→ INFORMATION SUPPLIED:
-- BEGIN --

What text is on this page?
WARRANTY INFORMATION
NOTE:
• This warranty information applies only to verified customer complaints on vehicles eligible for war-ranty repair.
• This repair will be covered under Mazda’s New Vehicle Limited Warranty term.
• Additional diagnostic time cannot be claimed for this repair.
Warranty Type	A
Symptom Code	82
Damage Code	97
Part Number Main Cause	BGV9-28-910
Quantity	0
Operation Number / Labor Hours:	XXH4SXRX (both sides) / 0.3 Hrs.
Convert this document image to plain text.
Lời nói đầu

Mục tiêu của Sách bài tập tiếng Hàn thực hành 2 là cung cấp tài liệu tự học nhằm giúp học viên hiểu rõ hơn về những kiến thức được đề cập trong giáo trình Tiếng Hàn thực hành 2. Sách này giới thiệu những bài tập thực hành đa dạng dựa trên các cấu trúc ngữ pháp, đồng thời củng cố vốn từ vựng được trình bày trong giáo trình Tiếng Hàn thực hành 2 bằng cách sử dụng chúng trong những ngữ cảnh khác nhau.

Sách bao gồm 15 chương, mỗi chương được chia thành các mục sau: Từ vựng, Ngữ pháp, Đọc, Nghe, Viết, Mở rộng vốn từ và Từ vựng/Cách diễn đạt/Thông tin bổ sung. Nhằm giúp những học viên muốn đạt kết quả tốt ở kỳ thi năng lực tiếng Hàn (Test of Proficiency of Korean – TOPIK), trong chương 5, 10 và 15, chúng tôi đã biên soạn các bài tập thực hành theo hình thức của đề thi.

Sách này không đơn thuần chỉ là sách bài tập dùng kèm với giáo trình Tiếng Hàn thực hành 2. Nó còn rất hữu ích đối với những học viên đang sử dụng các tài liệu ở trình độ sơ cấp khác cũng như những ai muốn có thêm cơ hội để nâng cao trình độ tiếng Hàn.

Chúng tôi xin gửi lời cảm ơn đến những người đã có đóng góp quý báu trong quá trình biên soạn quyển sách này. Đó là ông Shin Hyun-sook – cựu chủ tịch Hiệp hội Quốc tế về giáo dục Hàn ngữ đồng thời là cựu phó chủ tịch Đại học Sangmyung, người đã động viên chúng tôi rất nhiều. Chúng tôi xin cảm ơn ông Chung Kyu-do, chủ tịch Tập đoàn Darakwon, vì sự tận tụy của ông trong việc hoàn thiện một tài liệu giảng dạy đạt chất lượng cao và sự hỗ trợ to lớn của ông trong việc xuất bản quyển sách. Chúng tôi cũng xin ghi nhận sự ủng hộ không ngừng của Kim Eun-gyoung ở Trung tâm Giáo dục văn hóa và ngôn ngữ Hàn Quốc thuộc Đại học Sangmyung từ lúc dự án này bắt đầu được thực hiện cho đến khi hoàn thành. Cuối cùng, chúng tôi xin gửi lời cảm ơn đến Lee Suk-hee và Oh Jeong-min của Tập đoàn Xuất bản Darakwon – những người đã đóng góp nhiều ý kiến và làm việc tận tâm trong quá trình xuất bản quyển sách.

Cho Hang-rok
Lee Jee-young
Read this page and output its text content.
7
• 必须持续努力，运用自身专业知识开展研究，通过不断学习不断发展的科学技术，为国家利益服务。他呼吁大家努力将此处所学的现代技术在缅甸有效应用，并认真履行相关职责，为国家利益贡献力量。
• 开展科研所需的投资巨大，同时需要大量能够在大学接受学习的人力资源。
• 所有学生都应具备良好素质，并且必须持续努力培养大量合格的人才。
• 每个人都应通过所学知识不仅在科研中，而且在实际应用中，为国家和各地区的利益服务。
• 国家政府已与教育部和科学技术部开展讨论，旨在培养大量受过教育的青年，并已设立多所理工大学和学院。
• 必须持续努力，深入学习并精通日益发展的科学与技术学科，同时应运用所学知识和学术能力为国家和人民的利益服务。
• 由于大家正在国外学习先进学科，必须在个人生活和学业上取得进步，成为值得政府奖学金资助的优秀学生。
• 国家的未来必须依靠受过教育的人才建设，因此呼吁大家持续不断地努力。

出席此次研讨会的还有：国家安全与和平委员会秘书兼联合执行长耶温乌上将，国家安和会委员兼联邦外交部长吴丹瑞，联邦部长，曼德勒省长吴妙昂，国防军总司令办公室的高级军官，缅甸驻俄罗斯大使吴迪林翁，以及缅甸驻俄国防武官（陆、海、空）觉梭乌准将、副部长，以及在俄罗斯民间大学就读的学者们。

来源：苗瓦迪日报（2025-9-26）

-- END --

→ WHAT YOU ARE ASKED TO DO: From the data above, extract every line in its exact form.

→ ANSWER TO THE TASK:
What text is on this page?
WARRANTY INFORMATION
NOTE:
• This warranty information applies only to verified customer complaints on vehicles eligible for war-ranty repair.
• This repair will be covered under Mazda’s New Vehicle Limited Warranty term.
• Additional diagnostic time cannot be claimed for this repair.
Warranty Type	A
Symptom Code	82
Damage Code	97
Part Number Main Cause	BGV9-28-910
Quantity	0
Operation Number / Labor Hours:	XXH4SXRX (both sides) / 0.3 Hrs.
Convert this document image to plain text.
Lời nói đầu

Mục tiêu của Sách bài tập tiếng Hàn thực hành 2 là cung cấp tài liệu tự học nhằm giúp học viên hiểu rõ hơn về những kiến thức được đề cập trong giáo trình Tiếng Hàn thực hành 2. Sách này giới thiệu những bài tập thực hành đa dạng dựa trên các cấu trúc ngữ pháp, đồng thời củng cố vốn từ vựng được trình bày trong giáo trình Tiếng Hàn thực hành 2 bằng cách sử dụng chúng trong những ngữ cảnh khác nhau.

Sách bao gồm 15 chương, mỗi chương được chia thành các mục sau: Từ vựng, Ngữ pháp, Đọc, Nghe, Viết, Mở rộng vốn từ và Từ vựng/Cách diễn đạt/Thông tin bổ sung. Nhằm giúp những học viên muốn đạt kết quả tốt ở kỳ thi năng lực tiếng Hàn (Test of Proficiency of Korean – TOPIK), trong chương 5, 10 và 15, chúng tôi đã biên soạn các bài tập thực hành theo hình thức của đề thi.

Sách này không đơn thuần chỉ là sách bài tập dùng kèm với giáo trình Tiếng Hàn thực hành 2. Nó còn rất hữu ích đối với những học viên đang sử dụng các tài liệu ở trình độ sơ cấp khác cũng như những ai muốn có thêm cơ hội để nâng cao trình độ tiếng Hàn.

Chúng tôi xin gửi lời cảm ơn đến những người đã có đóng góp quý báu trong quá trình biên soạn quyển sách này. Đó là ông Shin Hyun-sook – cựu chủ tịch Hiệp hội Quốc tế về giáo dục Hàn ngữ đồng thời là cựu phó chủ tịch Đại học Sangmyung, người đã động viên chúng tôi rất nhiều. Chúng tôi xin cảm ơn ông Chung Kyu-do, chủ tịch Tập đoàn Darakwon, vì sự tận tụy của ông trong việc hoàn thiện một tài liệu giảng dạy đạt chất lượng cao và sự hỗ trợ to lớn của ông trong việc xuất bản quyển sách. Chúng tôi cũng xin ghi nhận sự ủng hộ không ngừng của Kim Eun-gyoung ở Trung tâm Giáo dục văn hóa và ngôn ngữ Hàn Quốc thuộc Đại học Sangmyung từ lúc dự án này bắt đầu được thực hiện cho đến khi hoàn thành. Cuối cùng, chúng tôi xin gửi lời cảm ơn đến Lee Suk-hee và Oh Jeong-min của Tập đoàn Xuất bản Darakwon – những người đã đóng góp nhiều ý kiến và làm việc tận tâm trong quá trình xuất bản quyển sách.

Cho Hang-rok
Lee Jee-young
Read this page and output its text content.
7
• 必须持续努力，运用自身专业知识开展研究，通过不断学习不断发展的科学技术，为国家利益服务。他呼吁大家努力将此处所学的现代技术在缅甸有效应用，并认真履行相关职责，为国家利益贡献力量。
• 开展科研所需的投资巨大，同时需要大量能够在大学接受学习的人力资源。
• 所有学生都应具备良好素质，并且必须持续努力培养大量合格的人才。
• 每个人都应通过所学知识不仅在科研中，而且在实际应用中，为国家和各地区的利益服务。
• 国家政府已与教育部和科学技术部开展讨论，旨在培养大量受过教育的青年，并已设立多所理工大学和学院。
• 必须持续努力，深入学习并精通日益发展的科学与技术学科，同时应运用所学知识和学术能力为国家和人民的利益服务。
• 由于大家正在国外学习先进学科，必须在个人生活和学业上取得进步，成为值得政府奖学金资助的优秀学生。
• 国家的未来必须依靠受过教育的人才建设，因此呼吁大家持续不断地努力。

出席此次研讨会的还有：国家安全与和平委员会秘书兼联合执行长耶温乌上将，国家安和会委员兼联邦外交部长吴丹瑞，联邦部长，曼德勒省长吴妙昂，国防军总司令办公室的高级军官，缅甸驻俄罗斯大使吴迪林翁，以及缅甸驻俄国防武官（陆、海、空）觉梭乌准将、副部长，以及在俄罗斯民间大学就读的学者们。

来源：苗瓦迪日报（2025-9-26）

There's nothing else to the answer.